Dataset rows -

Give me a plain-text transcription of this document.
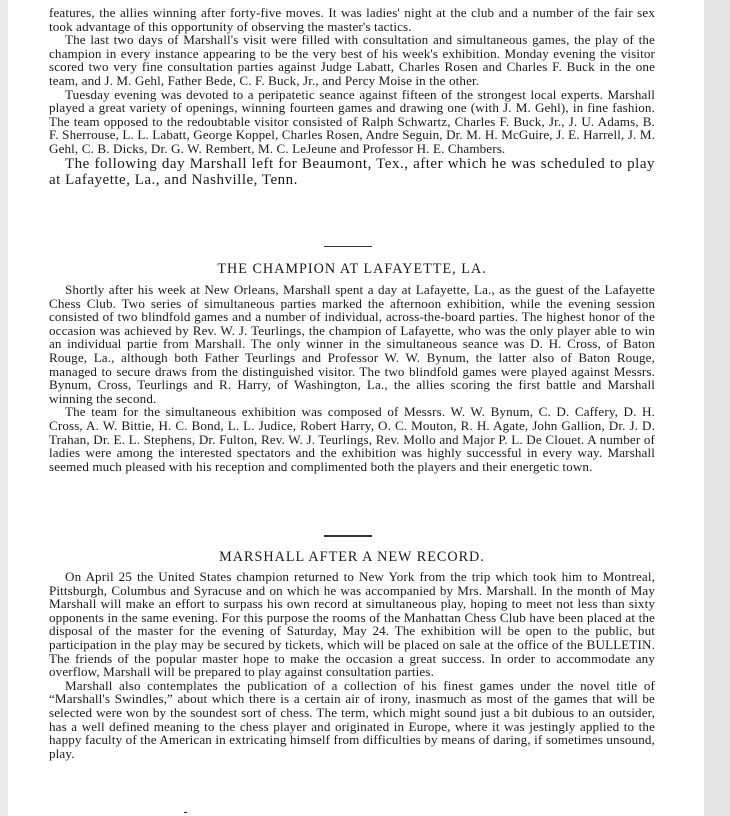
features, the allies winning after forty-five moves. It was ladies' night at the club and a number of the fair sex took advantage of this opportunity of observing the master's tactics.

The last two days of Marshall's visit were filled with consultation and simultaneous games, the play of the champion in every instance appearing to be the very best of his week's exhibition. Monday evening the visitor scored two very fine consultation parties against Judge Labatt, Charles Rosen and Charles F. Buck in the one team, and J. M. Gehl, Father Bede, C. F. Buck, Jr., and Percy Moise in the other.

Tuesday evening was devoted to a peripatetic seance against fifteen of the strongest local experts. Marshall played a great variety of openings, winning fourteen games and drawing one (with J. M. Gehl), in fine fashion. The team opposed to the redoubtable visitor consisted of Ralph Schwartz, Charles F. Buck, Jr., J. U. Adams, B. F. Sherrouse, L. L. Labatt, George Koppel, Charles Rosen, Andre Seguin, Dr. M. H. McGuire, J. E. Harrell, J. M. Gehl, C. B. Dicks, Dr. G. W. Rembert, M. C. LeJeune and Professor H. E. Chambers.

The following day Marshall left for Beaumont, Tex., after which he was scheduled to play at Lafayette, La., and Nashville, Tenn.

THE CHAMPION AT LAFAYETTE, LA.

Shortly after his week at New Orleans, Marshall spent a day at Lafayette, La., as the guest of the Lafayette Chess Club. Two series of simultaneous parties marked the afternoon exhibition, while the evening session consisted of two blindfold games and a number of individual, across-the-board parties. The highest honor of the occasion was achieved by Rev. W. J. Teurlings, the champion of Lafayette, who was the only player able to win an individual partie from Marshall. The only winner in the simultaneous seance was D. H. Cross, of Baton Rouge, La., although both Father Teurlings and Professor W. W. Bynum, the latter also of Baton Rouge, managed to secure draws from the distinguished visitor. The two blindfold games were played against Messrs. Bynum, Cross, Teurlings and R. Harry, of Washington, La., the allies scoring the first battle and Marshall winning the second.

The team for the simultaneous exhibition was composed of Messrs. W. W. Bynum, C. D. Caffery, D. H. Cross, A. W. Bittie, H. C. Bond, L. L. Judice, Robert Harry, O. C. Mouton, R. H. Agate, John Gallion, Dr. J. D. Trahan, Dr. E. L. Stephens, Dr. Fulton, Rev. W. J. Teurlings, Rev. Mollo and Major P. L. De Clouet. A number of ladies were among the interested spectators and the exhibition was highly successful in every way. Marshall seemed much pleased with his reception and complimented both the players and their energetic town.

MARSHALL AFTER A NEW RECORD.

On April 25 the United States champion returned to New York from the trip which took him to Montreal, Pittsburgh, Columbus and Syracuse and on which he was accompanied by Mrs. Marshall. In the month of May Marshall will make an effort to surpass his own record at simultaneous play, hoping to meet not less than sixty opponents in the same evening. For this purpose the rooms of the Manhattan Chess Club have been placed at the disposal of the master for the evening of Saturday, May 24. The exhibition will be open to the public, but participation in the play may be secured by tickets, which will be placed on sale at the office of the BULLETIN. The friends of the popular master hope to make the occasion a great success. In order to accommodate any overflow, Marshall will be prepared to play against consultation parties.

Marshall also contemplates the publication of a collection of his finest games under the novel title of “Marshall's Swindles,” about which there is a certain air of irony, inasmuch as most of the games that will be selected were won by the soundest sort of chess. The term, which might sound just a bit dubious to an outsider, has a well defined meaning to the chess player and originated in Europe, where it was jestingly applied to the happy faculty of the American in extricating himself from difficulties by means of daring, if sometimes unsound, play.
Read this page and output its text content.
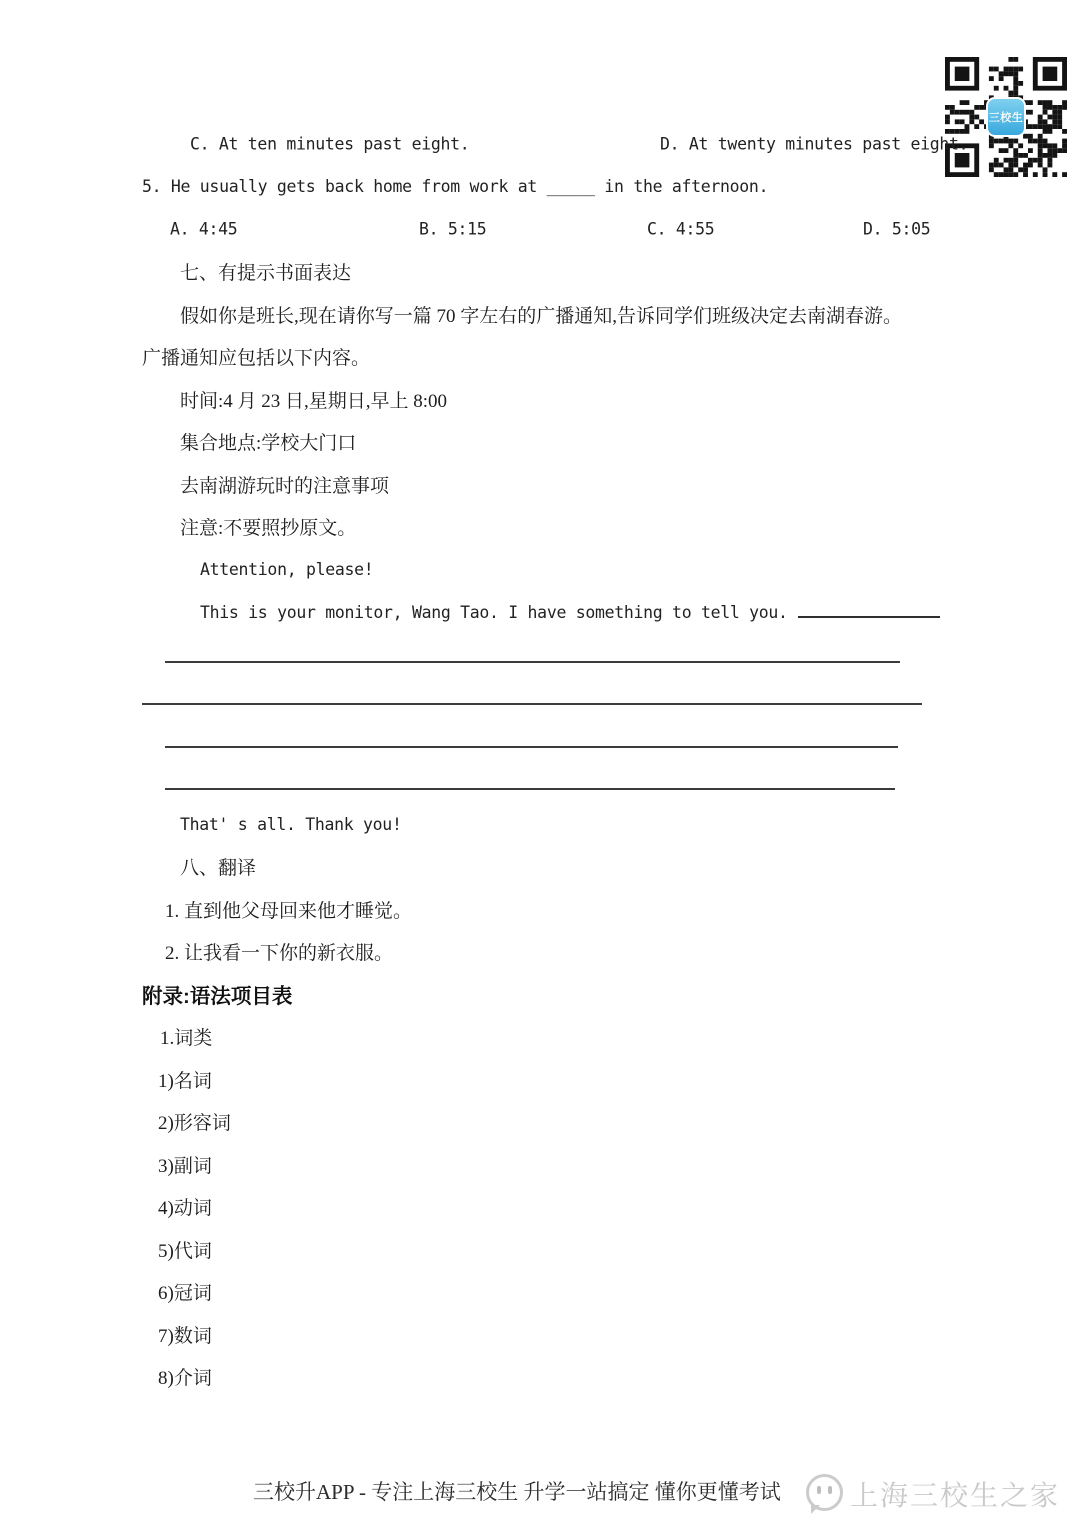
三校生
C. At ten minutes past eight.	D. At twenty minutes past eight.
5. He usually gets back home from work at _____ in the afternoon.
A. 4:45	B. 5:15	C. 4:55	D. 5:05
七、有提示书面表达
假如你是班长,现在请你写一篇 70 字左右的广播通知,告诉同学们班级决定去南湖春游。
广播通知应包括以下内容。
时间:4 月 23 日,星期日,早上 8:00
集合地点:学校大门口
去南湖游玩时的注意事项
注意:不要照抄原文。
Attention, please!
This is your monitor, Wang Tao. I have something to tell you.
That' s all. Thank you!
八、翻译
1. 直到他父母回来他才睡觉。
2. 让我看一下你的新衣服。
附录:语法项目表
1.词类
1)名词
2)形容词
3)副词
4)动词
5)代词
6)冠词
7)数词
8)介词
三校升APP - 专注上海三校生 升学一站搞定 懂你更懂考试 上海三校生之家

Exercise task - Repeat each line of the records above exactly, but do not copy the pictures.

Answer to this problem -
Give me a plain-text transcription of this document.
features, the allies winning after forty-five moves. It was ladies' night at the club and a number of the fair sex took advantage of this opportunity of observing the master's tactics.

The last two days of Marshall's visit were filled with consultation and simultaneous games, the play of the champion in every instance appearing to be the very best of his week's exhibition. Monday evening the visitor scored two very fine consultation parties against Judge Labatt, Charles Rosen and Charles F. Buck in the one team, and J. M. Gehl, Father Bede, C. F. Buck, Jr., and Percy Moise in the other.

Tuesday evening was devoted to a peripatetic seance against fifteen of the strongest local experts. Marshall played a great variety of openings, winning fourteen games and drawing one (with J. M. Gehl), in fine fashion. The team opposed to the redoubtable visitor consisted of Ralph Schwartz, Charles F. Buck, Jr., J. U. Adams, B. F. Sherrouse, L. L. Labatt, George Koppel, Charles Rosen, Andre Seguin, Dr. M. H. McGuire, J. E. Harrell, J. M. Gehl, C. B. Dicks, Dr. G. W. Rembert, M. C. LeJeune and Professor H. E. Chambers.

The following day Marshall left for Beaumont, Tex., after which he was scheduled to play at Lafayette, La., and Nashville, Tenn.

THE CHAMPION AT LAFAYETTE, LA.

Shortly after his week at New Orleans, Marshall spent a day at Lafayette, La., as the guest of the Lafayette Chess Club. Two series of simultaneous parties marked the afternoon exhibition, while the evening session consisted of two blindfold games and a number of individual, across-the-board parties. The highest honor of the occasion was achieved by Rev. W. J. Teurlings, the champion of Lafayette, who was the only player able to win an individual partie from Marshall. The only winner in the simultaneous seance was D. H. Cross, of Baton Rouge, La., although both Father Teurlings and Professor W. W. Bynum, the latter also of Baton Rouge, managed to secure draws from the distinguished visitor. The two blindfold games were played against Messrs. Bynum, Cross, Teurlings and R. Harry, of Washington, La., the allies scoring the first battle and Marshall winning the second.

The team for the simultaneous exhibition was composed of Messrs. W. W. Bynum, C. D. Caffery, D. H. Cross, A. W. Bittie, H. C. Bond, L. L. Judice, Robert Harry, O. C. Mouton, R. H. Agate, John Gallion, Dr. J. D. Trahan, Dr. E. L. Stephens, Dr. Fulton, Rev. W. J. Teurlings, Rev. Mollo and Major P. L. De Clouet. A number of ladies were among the interested spectators and the exhibition was highly successful in every way. Marshall seemed much pleased with his reception and complimented both the players and their energetic town.

MARSHALL AFTER A NEW RECORD.

On April 25 the United States champion returned to New York from the trip which took him to Montreal, Pittsburgh, Columbus and Syracuse and on which he was accompanied by Mrs. Marshall. In the month of May Marshall will make an effort to surpass his own record at simultaneous play, hoping to meet not less than sixty opponents in the same evening. For this purpose the rooms of the Manhattan Chess Club have been placed at the disposal of the master for the evening of Saturday, May 24. The exhibition will be open to the public, but participation in the play may be secured by tickets, which will be placed on sale at the office of the BULLETIN. The friends of the popular master hope to make the occasion a great success. In order to accommodate any overflow, Marshall will be prepared to play against consultation parties.

Marshall also contemplates the publication of a collection of his finest games under the novel title of “Marshall's Swindles,” about which there is a certain air of irony, inasmuch as most of the games that will be selected were won by the soundest sort of chess. The term, which might sound just a bit dubious to an outsider, has a well defined meaning to the chess player and originated in Europe, where it was jestingly applied to the happy faculty of the American in extricating himself from difficulties by means of daring, if sometimes unsound, play.
Read this page and output its text content.
三校生
C. At ten minutes past eight.	D. At twenty minutes past eight.
5. He usually gets back home from work at _____ in the afternoon.
A. 4:45	B. 5:15	C. 4:55	D. 5:05
七、有提示书面表达
假如你是班长,现在请你写一篇 70 字左右的广播通知,告诉同学们班级决定去南湖春游。
广播通知应包括以下内容。
时间:4 月 23 日,星期日,早上 8:00
集合地点:学校大门口
去南湖游玩时的注意事项
注意:不要照抄原文。
Attention, please!
This is your monitor, Wang Tao. I have something to tell you.
That' s all. Thank you!
八、翻译
1. 直到他父母回来他才睡觉。
2. 让我看一下你的新衣服。
附录:语法项目表
1.词类
1)名词
2)形容词
3)副词
4)动词
5)代词
6)冠词
7)数词
8)介词
三校升APP - 专注上海三校生 升学一站搞定 懂你更懂考试 上海三校生之家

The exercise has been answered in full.